__Exercise goal__. Verbatim output of all the material below is required.

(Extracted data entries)
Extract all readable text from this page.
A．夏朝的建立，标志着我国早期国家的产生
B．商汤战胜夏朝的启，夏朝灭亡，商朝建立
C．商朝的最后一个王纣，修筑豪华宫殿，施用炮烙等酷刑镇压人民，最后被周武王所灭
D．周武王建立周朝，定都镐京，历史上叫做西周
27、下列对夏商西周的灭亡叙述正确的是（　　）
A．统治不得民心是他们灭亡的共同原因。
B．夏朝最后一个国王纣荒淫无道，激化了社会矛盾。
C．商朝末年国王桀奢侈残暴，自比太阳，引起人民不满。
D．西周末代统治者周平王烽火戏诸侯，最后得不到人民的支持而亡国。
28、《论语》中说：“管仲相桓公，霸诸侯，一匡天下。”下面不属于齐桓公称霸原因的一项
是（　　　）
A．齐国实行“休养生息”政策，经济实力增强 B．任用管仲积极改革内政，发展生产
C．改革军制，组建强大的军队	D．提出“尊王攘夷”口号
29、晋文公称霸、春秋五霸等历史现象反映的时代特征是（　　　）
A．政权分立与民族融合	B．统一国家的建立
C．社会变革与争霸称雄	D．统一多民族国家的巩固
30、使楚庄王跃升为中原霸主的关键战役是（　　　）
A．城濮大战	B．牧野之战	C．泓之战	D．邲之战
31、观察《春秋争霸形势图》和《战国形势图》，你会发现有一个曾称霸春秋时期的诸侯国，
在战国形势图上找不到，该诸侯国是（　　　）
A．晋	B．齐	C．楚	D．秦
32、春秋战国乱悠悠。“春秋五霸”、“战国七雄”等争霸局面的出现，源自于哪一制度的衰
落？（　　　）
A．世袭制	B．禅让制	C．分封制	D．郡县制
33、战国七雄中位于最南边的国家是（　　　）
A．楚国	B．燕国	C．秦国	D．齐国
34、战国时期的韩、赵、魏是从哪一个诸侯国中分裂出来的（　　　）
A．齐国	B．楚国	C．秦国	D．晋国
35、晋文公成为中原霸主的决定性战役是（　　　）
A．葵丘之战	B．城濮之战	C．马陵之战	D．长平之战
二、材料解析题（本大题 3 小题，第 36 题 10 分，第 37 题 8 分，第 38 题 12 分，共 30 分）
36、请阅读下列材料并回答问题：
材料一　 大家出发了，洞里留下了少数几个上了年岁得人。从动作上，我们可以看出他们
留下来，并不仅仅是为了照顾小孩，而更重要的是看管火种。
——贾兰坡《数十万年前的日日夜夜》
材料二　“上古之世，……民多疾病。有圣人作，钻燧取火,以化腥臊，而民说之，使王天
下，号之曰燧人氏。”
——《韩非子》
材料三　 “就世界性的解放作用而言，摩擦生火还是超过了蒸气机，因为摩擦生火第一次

__The answer__.
Extract all readable text from this page.
A．夏朝的建立，标志着我国早期国家的产生
B．商汤战胜夏朝的启，夏朝灭亡，商朝建立
C．商朝的最后一个王纣，修筑豪华宫殿，施用炮烙等酷刑镇压人民，最后被周武王所灭
D．周武王建立周朝，定都镐京，历史上叫做西周
27、下列对夏商西周的灭亡叙述正确的是（　　）
A．统治不得民心是他们灭亡的共同原因。
B．夏朝最后一个国王纣荒淫无道，激化了社会矛盾。
C．商朝末年国王桀奢侈残暴，自比太阳，引起人民不满。
D．西周末代统治者周平王烽火戏诸侯，最后得不到人民的支持而亡国。
28、《论语》中说：“管仲相桓公，霸诸侯，一匡天下。”下面不属于齐桓公称霸原因的一项
是（　　　）
A．齐国实行“休养生息”政策，经济实力增强 B．任用管仲积极改革内政，发展生产
C．改革军制，组建强大的军队	D．提出“尊王攘夷”口号
29、晋文公称霸、春秋五霸等历史现象反映的时代特征是（　　　）
A．政权分立与民族融合	B．统一国家的建立
C．社会变革与争霸称雄	D．统一多民族国家的巩固
30、使楚庄王跃升为中原霸主的关键战役是（　　　）
A．城濮大战	B．牧野之战	C．泓之战	D．邲之战
31、观察《春秋争霸形势图》和《战国形势图》，你会发现有一个曾称霸春秋时期的诸侯国，
在战国形势图上找不到，该诸侯国是（　　　）
A．晋	B．齐	C．楚	D．秦
32、春秋战国乱悠悠。“春秋五霸”、“战国七雄”等争霸局面的出现，源自于哪一制度的衰
落？（　　　）
A．世袭制	B．禅让制	C．分封制	D．郡县制
33、战国七雄中位于最南边的国家是（　　　）
A．楚国	B．燕国	C．秦国	D．齐国
34、战国时期的韩、赵、魏是从哪一个诸侯国中分裂出来的（　　　）
A．齐国	B．楚国	C．秦国	D．晋国
35、晋文公成为中原霸主的决定性战役是（　　　）
A．葵丘之战	B．城濮之战	C．马陵之战	D．长平之战
二、材料解析题（本大题 3 小题，第 36 题 10 分，第 37 题 8 分，第 38 题 12 分，共 30 分）
36、请阅读下列材料并回答问题：
材料一　 大家出发了，洞里留下了少数几个上了年岁得人。从动作上，我们可以看出他们
留下来，并不仅仅是为了照顾小孩，而更重要的是看管火种。
——贾兰坡《数十万年前的日日夜夜》
材料二　“上古之世，……民多疾病。有圣人作，钻燧取火,以化腥臊，而民说之，使王天
下，号之曰燧人氏。”
——《韩非子》
材料三　 “就世界性的解放作用而言，摩擦生火还是超过了蒸气机，因为摩擦生火第一次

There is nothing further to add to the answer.